**Zadanie do wykonania:** Zwróć w całości i bez żadnych zmian tekst o nowej metodzie obróbki mleka.

**Udostępniony fragment:**
%%
Australijska firma Naturo ujawniła właśnie przełom w pasteryzacji mleka. Jej nowa technika pozwala na eliminację większej ilości patogenów niż tradycyjna pasteryzacja a mleko może pozostać otwarte w lodówce aż do 90 dni.
Proces pasteryzacji polega na powolnym ogrzewaniu w temperaturze 60°C przez 20 minut, co pozwala na wyeliminowanie większości zagrażających życiu zanieczyszczeń i drobnoustrojów. Dzięki temu możliwe jest wydłużenie przydatności produktu do spożycia do kilku tygodni.
Czytaj też: Powstał materiał inspirowany kałamarnicą
Naturo podaje, że ich nowy proces jest pozbawiony obróbki cieplnej i może wyeliminować z mleka więcej patogenów niż pasteryzacja. Ma on także zachować wyższe poziomy witamin czy enzymów, które są niszczone podczas standardowej obróbki. Naturo informuje też, że minimalny okres przechowywania mleka w lodówce wynosi od 60 do 90 dni.
%%
**Rekordy danych:**
%%
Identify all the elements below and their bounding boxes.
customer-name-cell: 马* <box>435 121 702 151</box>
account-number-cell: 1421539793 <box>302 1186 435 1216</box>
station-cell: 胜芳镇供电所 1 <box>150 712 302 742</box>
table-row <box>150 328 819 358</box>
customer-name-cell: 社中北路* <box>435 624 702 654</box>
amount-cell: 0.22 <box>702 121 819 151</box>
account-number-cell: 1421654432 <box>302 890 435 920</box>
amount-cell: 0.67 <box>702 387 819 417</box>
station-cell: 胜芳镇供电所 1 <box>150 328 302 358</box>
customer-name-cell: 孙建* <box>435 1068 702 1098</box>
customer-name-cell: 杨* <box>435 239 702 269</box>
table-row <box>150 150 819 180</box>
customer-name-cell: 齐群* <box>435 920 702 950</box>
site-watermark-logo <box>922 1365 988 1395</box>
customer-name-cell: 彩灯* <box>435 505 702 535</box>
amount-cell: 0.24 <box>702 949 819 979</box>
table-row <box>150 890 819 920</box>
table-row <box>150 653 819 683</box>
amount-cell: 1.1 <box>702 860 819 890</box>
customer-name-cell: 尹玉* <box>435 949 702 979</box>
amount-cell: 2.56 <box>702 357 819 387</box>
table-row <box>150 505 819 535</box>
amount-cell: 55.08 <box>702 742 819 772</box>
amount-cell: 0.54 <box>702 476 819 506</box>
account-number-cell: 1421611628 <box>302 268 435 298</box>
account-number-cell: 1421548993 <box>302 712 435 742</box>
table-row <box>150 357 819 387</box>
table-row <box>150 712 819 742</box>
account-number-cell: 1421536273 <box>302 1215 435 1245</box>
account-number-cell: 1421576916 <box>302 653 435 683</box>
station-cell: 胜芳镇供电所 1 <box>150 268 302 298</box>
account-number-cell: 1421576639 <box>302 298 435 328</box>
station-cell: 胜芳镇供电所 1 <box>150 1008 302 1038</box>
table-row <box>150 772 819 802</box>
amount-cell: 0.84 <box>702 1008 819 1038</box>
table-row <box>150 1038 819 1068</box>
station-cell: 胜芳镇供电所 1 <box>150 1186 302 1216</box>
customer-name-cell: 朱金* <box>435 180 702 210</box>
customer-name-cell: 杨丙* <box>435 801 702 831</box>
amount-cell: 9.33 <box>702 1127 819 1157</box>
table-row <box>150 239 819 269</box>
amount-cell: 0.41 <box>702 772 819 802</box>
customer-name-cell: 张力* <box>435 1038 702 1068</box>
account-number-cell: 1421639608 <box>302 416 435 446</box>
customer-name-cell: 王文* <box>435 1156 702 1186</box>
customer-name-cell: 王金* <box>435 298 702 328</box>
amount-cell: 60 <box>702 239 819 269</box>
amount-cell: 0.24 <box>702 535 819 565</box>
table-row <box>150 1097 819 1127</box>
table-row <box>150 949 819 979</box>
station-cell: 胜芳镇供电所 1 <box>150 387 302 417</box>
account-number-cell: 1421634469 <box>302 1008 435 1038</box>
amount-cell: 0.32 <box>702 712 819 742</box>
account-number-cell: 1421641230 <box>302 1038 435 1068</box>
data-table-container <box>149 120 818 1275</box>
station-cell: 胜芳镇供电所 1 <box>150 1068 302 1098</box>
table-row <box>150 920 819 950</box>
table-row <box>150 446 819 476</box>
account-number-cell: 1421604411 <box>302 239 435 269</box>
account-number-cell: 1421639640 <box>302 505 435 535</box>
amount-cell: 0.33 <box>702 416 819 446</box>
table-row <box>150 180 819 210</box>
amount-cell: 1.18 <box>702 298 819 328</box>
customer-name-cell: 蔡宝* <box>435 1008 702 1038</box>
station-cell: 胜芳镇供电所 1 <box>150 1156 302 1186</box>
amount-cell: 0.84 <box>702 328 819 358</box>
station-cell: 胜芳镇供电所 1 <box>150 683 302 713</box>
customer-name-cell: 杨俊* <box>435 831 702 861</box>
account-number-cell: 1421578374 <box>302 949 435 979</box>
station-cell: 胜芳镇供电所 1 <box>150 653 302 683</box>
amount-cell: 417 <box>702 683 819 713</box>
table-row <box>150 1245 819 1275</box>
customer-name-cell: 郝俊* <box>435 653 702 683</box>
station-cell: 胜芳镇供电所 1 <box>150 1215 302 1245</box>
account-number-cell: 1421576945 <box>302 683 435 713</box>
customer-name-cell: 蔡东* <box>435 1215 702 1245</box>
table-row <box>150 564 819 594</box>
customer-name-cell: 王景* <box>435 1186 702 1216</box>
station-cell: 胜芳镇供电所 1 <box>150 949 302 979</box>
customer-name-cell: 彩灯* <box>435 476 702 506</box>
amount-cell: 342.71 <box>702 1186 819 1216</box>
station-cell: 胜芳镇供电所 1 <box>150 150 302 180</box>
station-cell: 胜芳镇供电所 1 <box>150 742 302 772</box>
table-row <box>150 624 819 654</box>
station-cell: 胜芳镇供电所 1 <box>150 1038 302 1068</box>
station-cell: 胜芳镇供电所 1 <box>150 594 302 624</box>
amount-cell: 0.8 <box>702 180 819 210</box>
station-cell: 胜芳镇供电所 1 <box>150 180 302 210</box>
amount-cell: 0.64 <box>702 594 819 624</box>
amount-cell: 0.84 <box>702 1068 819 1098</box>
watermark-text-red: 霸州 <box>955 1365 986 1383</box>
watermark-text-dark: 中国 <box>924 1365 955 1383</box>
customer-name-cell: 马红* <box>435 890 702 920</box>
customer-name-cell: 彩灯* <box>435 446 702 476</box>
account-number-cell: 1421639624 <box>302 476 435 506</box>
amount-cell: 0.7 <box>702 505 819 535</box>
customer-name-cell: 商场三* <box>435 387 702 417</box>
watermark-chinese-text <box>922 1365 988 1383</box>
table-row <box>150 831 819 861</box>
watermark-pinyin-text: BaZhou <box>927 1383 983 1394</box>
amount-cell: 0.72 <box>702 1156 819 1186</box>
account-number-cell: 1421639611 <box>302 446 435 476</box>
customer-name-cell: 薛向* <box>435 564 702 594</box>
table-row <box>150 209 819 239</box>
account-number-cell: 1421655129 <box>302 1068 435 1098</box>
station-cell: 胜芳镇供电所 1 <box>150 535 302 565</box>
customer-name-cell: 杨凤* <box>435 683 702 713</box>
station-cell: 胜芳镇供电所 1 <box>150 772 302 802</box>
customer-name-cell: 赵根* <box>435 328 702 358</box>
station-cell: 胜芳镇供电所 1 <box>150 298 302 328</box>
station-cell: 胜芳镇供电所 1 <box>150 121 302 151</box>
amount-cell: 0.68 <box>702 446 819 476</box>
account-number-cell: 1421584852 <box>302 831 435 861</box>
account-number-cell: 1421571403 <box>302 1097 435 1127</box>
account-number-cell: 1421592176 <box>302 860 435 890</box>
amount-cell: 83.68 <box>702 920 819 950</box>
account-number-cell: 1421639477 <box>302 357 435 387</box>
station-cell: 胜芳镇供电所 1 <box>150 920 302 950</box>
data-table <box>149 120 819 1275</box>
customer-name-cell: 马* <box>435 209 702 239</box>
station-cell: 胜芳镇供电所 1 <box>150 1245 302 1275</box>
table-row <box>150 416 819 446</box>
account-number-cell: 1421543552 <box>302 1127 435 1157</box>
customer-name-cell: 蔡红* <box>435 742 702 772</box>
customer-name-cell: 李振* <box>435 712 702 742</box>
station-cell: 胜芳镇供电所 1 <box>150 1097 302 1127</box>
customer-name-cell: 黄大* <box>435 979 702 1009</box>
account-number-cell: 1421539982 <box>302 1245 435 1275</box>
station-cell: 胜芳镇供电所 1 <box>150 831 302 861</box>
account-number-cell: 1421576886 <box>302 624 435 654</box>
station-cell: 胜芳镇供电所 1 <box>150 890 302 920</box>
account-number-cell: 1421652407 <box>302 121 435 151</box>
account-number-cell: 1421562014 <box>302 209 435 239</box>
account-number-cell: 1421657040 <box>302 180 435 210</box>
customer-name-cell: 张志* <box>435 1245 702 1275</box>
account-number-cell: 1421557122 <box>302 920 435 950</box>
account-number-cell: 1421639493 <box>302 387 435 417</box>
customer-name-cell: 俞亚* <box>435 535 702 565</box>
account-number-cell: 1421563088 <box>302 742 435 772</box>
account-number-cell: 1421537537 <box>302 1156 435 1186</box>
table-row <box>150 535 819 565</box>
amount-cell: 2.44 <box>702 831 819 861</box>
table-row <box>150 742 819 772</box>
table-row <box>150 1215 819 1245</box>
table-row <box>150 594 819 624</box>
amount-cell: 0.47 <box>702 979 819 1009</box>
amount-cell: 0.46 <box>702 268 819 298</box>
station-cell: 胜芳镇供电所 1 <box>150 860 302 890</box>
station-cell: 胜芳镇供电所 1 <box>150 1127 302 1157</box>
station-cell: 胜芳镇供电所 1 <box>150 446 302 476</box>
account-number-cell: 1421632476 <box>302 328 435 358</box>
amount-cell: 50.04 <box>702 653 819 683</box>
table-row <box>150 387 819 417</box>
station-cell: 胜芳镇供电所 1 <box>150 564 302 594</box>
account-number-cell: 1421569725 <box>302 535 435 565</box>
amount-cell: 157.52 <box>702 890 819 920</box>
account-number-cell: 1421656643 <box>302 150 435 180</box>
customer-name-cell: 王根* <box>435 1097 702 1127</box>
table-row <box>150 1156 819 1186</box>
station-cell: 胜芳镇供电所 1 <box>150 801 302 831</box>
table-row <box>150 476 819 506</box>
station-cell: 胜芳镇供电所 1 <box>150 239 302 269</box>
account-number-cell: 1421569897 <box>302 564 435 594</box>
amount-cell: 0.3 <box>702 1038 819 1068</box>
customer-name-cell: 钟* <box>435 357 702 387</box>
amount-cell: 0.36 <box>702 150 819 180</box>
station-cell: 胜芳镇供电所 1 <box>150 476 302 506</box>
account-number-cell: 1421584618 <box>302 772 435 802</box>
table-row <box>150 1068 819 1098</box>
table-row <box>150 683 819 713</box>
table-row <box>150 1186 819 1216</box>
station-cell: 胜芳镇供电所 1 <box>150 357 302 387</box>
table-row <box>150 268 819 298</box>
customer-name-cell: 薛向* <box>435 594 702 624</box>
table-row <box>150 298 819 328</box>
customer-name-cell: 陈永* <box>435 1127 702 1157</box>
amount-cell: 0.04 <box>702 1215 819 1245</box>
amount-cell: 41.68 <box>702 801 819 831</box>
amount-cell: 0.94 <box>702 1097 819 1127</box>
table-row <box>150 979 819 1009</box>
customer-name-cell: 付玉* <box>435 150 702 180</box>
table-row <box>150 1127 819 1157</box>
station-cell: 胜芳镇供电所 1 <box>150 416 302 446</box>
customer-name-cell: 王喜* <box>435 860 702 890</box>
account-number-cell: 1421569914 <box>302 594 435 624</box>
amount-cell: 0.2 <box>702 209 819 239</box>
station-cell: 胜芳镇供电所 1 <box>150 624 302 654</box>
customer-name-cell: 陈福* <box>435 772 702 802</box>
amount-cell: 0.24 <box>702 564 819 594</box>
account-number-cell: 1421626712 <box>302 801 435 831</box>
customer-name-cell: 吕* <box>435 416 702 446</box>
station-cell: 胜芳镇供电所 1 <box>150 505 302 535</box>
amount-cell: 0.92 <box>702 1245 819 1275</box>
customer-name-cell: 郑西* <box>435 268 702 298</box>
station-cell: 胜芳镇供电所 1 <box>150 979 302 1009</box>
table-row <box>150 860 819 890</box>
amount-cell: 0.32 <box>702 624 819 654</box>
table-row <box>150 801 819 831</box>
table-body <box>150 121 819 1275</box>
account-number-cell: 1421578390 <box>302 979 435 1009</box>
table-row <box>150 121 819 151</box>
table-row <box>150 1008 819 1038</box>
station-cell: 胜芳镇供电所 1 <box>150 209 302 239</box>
%%
**Odpowiedź na zadanie:**
Australijska firma Naturo ujawniła właśnie przełom w pasteryzacji mleka. Jej nowa technika pozwala na eliminację większej ilości patogenów niż tradycyjna pasteryzacja a mleko może pozostać otwarte w lodówce aż do 90 dni.
Proces pasteryzacji polega na powolnym ogrzewaniu w temperaturze 60°C przez 20 minut, co pozwala na wyeliminowanie większości zagrażających życiu zanieczyszczeń i drobnoustrojów. Dzięki temu możliwe jest wydłużenie przydatności produktu do spożycia do kilku tygodni.
Czytaj też: Powstał materiał inspirowany kałamarnicą
Naturo podaje, że ich nowy proces jest pozbawiony obróbki cieplnej i może wyeliminować z mleka więcej patogenów niż pasteryzacja. Ma on także zachować wyższe poziomy witamin czy enzymów, które są niszczone podczas standardowej obróbki. Naturo informuje też, że minimalny okres przechowywania mleka w lodówce wynosi od 60 do 90 dni.